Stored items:
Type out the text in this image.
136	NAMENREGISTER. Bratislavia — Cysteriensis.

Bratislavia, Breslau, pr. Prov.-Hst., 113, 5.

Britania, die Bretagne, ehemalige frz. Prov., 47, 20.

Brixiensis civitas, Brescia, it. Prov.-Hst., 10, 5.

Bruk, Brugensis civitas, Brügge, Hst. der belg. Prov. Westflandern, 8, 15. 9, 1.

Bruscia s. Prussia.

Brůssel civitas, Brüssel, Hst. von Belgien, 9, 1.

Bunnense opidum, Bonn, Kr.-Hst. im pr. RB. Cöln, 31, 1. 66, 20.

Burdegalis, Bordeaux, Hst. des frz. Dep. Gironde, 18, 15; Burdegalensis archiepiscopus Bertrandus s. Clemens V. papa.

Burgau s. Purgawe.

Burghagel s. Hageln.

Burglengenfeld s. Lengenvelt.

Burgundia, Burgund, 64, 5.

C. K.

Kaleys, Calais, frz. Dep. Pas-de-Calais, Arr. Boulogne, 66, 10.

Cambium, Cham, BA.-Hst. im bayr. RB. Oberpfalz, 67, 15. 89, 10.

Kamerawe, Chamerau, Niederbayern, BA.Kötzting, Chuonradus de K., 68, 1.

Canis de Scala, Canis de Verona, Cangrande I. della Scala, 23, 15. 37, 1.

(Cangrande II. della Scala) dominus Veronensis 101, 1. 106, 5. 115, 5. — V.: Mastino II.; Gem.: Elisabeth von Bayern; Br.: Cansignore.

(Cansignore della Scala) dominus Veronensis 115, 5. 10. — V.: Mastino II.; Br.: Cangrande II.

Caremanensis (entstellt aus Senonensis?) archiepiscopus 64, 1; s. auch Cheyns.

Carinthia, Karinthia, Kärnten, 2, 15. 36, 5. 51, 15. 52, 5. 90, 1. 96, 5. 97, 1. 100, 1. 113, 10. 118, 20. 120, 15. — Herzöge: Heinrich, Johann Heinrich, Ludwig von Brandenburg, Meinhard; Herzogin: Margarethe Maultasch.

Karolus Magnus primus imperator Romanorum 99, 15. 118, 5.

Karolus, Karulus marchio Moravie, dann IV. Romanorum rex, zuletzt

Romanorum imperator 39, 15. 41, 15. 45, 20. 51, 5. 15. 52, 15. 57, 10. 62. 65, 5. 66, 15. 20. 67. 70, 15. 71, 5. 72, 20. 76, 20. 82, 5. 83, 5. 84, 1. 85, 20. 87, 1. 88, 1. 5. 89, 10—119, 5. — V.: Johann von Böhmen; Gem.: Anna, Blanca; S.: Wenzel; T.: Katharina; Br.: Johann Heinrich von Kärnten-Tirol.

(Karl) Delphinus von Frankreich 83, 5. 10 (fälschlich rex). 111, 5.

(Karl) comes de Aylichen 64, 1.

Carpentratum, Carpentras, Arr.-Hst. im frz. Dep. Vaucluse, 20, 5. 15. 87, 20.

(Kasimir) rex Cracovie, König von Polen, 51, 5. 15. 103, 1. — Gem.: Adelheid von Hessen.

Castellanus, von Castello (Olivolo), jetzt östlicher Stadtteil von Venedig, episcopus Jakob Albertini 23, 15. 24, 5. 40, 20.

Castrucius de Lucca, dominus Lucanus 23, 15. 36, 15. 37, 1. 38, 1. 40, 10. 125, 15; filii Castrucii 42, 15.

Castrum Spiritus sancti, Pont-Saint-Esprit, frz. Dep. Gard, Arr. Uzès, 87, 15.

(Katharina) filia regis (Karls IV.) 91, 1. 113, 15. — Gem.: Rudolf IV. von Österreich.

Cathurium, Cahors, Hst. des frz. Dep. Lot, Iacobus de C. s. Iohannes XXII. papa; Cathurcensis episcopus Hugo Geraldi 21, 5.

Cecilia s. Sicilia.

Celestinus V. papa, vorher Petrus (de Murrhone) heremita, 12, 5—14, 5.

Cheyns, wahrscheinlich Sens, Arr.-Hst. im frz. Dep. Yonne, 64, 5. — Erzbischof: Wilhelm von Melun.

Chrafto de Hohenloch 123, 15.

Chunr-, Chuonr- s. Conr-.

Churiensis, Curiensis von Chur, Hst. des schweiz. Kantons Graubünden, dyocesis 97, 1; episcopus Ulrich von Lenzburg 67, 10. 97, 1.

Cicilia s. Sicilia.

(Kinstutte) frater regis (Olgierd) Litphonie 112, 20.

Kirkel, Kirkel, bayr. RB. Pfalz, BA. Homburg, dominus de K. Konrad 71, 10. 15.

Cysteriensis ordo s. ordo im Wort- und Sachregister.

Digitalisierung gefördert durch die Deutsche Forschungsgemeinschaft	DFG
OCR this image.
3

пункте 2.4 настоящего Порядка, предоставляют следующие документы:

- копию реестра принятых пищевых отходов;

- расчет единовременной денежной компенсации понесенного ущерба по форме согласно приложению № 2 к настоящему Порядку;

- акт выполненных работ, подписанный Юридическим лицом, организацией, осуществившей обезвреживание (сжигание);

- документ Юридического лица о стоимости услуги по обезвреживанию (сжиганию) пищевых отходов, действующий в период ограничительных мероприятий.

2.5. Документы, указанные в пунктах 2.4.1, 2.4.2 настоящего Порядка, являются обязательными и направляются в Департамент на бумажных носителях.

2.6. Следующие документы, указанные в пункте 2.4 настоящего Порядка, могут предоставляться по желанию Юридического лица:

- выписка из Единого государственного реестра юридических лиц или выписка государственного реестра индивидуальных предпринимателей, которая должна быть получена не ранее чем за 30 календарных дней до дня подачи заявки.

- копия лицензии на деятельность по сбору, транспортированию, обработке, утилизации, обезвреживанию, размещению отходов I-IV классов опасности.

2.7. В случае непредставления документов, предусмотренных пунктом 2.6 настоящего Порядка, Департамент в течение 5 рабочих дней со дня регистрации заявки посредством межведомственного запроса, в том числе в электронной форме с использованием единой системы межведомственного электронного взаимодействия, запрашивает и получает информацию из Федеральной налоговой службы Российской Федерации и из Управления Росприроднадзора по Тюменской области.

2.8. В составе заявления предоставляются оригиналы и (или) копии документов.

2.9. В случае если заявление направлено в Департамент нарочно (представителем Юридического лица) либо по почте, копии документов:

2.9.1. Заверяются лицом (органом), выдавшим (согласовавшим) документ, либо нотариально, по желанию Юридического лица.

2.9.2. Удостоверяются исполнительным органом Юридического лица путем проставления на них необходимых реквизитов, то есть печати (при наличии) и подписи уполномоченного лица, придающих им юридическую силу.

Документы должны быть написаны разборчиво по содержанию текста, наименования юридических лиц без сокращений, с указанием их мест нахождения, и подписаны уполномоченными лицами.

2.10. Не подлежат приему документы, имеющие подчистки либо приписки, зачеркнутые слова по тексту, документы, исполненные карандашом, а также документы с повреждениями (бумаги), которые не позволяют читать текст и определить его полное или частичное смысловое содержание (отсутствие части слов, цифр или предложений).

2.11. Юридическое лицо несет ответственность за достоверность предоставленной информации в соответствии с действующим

BRIEF :: State the number of lines holding the word "this" in the listing. Add nothing else.

THE ANSWER :: 2